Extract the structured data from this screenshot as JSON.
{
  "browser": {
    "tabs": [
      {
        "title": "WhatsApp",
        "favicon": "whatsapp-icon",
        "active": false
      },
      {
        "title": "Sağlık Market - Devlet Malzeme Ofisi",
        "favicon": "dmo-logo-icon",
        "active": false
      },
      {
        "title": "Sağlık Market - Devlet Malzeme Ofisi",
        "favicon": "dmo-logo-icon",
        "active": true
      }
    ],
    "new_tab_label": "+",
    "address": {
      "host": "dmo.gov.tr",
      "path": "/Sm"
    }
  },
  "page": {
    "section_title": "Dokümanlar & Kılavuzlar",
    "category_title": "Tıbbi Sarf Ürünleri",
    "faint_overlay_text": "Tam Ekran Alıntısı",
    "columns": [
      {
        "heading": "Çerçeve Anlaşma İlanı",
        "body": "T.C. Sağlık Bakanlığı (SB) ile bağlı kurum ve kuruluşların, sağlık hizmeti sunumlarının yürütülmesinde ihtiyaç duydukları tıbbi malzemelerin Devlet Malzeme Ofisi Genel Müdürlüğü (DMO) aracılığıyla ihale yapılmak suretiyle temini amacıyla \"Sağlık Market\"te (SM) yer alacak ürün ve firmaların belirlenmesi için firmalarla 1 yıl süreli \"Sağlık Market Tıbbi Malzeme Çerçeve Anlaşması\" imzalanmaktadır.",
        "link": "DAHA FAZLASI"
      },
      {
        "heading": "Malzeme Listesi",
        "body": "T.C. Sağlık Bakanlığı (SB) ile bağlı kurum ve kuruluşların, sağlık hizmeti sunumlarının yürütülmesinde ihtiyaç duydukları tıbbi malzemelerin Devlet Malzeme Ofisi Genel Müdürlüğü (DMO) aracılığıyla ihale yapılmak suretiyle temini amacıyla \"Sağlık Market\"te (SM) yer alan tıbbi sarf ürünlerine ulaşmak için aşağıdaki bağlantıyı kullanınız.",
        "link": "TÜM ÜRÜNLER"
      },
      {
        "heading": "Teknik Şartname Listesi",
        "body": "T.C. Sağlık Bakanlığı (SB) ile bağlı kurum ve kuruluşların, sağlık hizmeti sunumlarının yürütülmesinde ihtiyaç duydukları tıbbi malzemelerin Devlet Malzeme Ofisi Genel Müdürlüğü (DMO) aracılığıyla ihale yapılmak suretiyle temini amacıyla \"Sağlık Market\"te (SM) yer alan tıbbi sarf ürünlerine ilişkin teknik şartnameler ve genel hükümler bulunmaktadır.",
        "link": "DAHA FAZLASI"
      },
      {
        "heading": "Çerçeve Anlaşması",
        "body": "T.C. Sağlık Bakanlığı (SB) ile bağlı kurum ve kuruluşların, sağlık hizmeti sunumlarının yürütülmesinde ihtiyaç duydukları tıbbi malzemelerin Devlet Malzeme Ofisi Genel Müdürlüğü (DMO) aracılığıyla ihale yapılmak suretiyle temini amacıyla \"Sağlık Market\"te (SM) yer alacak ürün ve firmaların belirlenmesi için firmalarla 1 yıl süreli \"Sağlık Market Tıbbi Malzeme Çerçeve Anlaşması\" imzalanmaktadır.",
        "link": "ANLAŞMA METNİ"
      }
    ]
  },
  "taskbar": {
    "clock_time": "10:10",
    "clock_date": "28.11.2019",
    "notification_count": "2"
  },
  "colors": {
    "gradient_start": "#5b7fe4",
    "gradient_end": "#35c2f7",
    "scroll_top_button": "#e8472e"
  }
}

▶ **Request**
From the data above, gather every line that includes the word "link".

▶ **Right answer**
        "link": "DAHA FAZLASI"
        "link": "TÜM ÜRÜNLER"
        "link": "DAHA FAZLASI"
        "link": "ANLAŞMA METNİ"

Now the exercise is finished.